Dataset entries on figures
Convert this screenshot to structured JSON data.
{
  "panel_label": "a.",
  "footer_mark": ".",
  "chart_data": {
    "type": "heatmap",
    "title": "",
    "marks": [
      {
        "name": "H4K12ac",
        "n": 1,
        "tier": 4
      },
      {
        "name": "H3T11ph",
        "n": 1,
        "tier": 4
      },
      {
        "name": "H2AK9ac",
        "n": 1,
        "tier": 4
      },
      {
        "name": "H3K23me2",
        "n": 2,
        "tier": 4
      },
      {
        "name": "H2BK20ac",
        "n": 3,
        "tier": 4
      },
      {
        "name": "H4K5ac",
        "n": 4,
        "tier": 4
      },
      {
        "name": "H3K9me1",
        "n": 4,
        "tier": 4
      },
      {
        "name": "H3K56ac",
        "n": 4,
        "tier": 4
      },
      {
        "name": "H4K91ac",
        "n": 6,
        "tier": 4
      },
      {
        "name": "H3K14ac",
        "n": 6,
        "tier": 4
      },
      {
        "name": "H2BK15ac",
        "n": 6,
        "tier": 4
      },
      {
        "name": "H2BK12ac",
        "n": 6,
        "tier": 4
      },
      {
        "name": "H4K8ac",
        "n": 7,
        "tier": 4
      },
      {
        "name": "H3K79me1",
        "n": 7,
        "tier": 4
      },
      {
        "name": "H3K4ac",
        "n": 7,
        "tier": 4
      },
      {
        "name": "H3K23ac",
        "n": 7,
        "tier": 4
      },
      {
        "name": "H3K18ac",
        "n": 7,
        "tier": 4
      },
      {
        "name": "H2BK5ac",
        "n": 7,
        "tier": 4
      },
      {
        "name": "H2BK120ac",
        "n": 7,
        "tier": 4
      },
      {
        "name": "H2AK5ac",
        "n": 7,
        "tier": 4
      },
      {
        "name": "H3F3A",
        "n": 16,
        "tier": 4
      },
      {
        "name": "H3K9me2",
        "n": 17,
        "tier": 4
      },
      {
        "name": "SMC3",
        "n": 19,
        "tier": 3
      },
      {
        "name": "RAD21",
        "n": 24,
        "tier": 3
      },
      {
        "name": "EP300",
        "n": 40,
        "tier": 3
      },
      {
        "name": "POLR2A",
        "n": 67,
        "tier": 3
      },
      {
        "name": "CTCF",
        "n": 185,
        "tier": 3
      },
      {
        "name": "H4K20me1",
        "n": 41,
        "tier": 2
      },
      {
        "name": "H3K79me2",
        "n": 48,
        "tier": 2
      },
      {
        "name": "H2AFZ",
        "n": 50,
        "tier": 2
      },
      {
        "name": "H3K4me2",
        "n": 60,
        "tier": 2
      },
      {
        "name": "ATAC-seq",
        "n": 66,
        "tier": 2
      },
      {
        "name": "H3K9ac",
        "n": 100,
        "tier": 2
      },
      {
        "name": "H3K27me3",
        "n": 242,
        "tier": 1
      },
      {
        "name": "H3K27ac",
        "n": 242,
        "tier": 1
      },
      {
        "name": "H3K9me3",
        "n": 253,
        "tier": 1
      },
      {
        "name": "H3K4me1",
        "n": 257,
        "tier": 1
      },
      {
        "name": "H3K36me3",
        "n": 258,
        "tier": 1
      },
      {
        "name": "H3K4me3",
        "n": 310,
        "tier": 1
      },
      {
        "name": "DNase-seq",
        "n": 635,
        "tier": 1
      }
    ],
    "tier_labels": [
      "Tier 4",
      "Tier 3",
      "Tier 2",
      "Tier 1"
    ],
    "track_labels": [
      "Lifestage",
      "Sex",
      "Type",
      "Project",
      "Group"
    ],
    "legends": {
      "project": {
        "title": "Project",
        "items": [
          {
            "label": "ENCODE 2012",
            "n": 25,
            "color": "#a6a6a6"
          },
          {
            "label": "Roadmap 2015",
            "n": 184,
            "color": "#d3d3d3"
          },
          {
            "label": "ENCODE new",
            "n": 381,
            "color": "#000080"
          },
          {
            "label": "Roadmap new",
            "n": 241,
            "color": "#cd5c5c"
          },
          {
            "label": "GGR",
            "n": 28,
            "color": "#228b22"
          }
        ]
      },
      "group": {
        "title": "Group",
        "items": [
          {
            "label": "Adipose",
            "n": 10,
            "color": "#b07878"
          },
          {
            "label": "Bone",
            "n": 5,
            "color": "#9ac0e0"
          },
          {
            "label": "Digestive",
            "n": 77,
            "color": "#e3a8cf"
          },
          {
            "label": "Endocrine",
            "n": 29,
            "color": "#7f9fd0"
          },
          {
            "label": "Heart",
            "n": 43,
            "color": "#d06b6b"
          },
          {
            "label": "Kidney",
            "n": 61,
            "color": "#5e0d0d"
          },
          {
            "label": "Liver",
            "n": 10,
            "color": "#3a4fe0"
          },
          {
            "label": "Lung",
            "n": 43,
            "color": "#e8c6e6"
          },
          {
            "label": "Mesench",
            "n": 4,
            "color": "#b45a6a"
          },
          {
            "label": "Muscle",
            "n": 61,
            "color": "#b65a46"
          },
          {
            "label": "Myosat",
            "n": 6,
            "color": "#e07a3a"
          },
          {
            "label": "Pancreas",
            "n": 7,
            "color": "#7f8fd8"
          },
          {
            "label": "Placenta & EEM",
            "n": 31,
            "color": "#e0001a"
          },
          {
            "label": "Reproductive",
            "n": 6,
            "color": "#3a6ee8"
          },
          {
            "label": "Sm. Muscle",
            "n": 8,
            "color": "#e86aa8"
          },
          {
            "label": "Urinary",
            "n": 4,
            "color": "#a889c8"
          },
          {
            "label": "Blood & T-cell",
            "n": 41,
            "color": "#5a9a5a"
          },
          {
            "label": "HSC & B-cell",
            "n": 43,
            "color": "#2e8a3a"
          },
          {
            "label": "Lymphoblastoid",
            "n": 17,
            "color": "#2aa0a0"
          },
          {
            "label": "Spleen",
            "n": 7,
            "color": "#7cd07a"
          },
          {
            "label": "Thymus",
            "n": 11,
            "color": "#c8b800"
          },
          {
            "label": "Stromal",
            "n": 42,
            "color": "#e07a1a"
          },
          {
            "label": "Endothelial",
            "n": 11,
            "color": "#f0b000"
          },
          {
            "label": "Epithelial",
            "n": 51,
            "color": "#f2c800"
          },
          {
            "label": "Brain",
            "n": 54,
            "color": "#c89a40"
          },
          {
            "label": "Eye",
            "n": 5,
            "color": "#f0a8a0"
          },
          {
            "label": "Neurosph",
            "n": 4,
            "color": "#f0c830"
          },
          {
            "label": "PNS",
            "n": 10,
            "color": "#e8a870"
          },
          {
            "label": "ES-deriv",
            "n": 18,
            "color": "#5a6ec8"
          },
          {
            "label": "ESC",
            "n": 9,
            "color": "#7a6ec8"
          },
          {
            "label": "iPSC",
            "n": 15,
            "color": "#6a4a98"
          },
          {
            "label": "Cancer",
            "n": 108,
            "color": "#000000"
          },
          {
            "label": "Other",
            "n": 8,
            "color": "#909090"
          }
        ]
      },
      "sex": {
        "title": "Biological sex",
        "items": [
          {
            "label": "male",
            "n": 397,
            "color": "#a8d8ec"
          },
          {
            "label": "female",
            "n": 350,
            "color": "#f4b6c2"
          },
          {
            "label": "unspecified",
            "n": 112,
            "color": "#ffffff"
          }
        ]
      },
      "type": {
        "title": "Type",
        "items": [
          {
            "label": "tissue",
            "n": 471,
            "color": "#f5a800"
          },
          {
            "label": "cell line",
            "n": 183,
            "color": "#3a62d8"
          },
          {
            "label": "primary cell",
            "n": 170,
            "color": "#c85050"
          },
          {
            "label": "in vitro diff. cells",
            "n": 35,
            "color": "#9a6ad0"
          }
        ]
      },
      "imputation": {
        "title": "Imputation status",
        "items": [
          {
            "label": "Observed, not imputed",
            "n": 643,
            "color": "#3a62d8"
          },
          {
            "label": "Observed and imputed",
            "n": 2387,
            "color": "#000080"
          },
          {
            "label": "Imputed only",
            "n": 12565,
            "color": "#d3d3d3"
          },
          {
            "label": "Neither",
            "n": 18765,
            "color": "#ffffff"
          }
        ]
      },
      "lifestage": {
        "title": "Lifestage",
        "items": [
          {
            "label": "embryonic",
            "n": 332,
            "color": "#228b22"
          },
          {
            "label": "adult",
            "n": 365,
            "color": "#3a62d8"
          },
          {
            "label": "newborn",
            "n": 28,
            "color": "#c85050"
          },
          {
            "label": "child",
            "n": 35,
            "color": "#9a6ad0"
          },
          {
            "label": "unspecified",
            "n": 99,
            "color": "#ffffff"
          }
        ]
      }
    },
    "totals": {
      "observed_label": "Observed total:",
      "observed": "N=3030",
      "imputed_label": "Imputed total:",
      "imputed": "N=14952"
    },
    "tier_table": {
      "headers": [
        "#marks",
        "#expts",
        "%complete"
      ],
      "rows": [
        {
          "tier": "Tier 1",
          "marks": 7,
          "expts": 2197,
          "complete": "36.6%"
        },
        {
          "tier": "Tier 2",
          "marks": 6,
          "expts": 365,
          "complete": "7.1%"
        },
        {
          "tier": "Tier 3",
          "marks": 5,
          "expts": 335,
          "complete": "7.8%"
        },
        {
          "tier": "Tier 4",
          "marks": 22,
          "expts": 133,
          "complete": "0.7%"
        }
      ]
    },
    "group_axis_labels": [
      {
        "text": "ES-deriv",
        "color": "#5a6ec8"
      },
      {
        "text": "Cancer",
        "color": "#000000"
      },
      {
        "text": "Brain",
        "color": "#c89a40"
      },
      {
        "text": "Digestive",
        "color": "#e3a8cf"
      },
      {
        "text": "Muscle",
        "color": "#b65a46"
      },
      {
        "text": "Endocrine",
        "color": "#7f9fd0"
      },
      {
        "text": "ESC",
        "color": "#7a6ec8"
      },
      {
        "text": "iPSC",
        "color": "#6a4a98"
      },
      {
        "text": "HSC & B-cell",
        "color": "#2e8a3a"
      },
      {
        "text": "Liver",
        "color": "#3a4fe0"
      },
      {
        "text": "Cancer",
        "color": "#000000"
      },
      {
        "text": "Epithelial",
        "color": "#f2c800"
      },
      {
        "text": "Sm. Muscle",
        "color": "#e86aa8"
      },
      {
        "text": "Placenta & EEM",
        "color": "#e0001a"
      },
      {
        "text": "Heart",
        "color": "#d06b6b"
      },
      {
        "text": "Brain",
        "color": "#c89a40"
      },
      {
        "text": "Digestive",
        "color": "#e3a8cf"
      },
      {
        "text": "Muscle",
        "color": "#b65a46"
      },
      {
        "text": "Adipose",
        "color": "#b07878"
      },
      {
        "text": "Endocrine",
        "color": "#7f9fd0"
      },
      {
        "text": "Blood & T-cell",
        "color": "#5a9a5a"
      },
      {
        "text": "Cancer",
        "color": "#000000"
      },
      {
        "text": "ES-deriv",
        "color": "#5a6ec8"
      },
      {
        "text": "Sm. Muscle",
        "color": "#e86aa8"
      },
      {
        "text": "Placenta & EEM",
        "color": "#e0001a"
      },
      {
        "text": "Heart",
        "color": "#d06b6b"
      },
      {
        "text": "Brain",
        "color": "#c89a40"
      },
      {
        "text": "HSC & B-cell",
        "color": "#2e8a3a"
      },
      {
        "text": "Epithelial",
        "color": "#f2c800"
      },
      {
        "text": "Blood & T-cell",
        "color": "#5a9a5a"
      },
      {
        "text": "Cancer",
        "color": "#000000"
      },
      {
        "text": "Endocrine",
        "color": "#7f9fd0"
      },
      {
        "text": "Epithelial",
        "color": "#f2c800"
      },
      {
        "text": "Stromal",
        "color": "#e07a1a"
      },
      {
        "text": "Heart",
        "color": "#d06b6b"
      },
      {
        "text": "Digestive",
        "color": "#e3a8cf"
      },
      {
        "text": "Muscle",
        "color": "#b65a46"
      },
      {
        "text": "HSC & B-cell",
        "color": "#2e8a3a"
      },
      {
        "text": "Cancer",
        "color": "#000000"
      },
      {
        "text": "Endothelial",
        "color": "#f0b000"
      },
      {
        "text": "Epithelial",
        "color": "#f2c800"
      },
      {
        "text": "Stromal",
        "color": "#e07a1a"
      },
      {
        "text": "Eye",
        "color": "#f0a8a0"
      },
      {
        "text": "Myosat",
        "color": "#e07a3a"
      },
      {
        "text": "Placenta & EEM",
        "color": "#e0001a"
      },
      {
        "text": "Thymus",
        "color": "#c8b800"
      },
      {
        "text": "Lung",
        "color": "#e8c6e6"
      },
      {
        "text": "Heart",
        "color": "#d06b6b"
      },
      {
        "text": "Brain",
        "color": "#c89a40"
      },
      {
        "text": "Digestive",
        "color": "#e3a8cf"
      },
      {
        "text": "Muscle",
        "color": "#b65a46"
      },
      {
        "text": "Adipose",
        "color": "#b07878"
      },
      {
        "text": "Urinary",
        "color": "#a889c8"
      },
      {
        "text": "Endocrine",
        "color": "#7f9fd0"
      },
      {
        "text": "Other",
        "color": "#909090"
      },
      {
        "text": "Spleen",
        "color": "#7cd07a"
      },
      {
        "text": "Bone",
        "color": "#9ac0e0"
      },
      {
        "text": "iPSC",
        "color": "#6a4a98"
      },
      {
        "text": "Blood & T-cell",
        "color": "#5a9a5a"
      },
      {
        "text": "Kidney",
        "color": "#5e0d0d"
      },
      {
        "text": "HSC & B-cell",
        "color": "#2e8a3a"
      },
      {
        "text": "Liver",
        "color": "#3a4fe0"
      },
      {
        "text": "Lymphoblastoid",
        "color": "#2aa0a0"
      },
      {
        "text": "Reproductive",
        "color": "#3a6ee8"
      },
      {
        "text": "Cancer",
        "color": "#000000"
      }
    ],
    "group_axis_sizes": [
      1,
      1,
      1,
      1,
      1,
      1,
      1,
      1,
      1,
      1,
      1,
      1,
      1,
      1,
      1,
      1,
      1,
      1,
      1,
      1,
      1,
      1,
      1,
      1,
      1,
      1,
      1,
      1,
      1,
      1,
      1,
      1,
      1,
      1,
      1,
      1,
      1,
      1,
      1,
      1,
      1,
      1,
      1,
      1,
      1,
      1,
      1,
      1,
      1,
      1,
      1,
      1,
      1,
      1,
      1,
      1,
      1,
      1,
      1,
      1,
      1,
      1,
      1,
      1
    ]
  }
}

*Problem statement*. Which lines of the records above contain the word "Endothelial"? Show each of them.

*Written response*.
            "label": "Endothelial",
        "text": "Endothelial",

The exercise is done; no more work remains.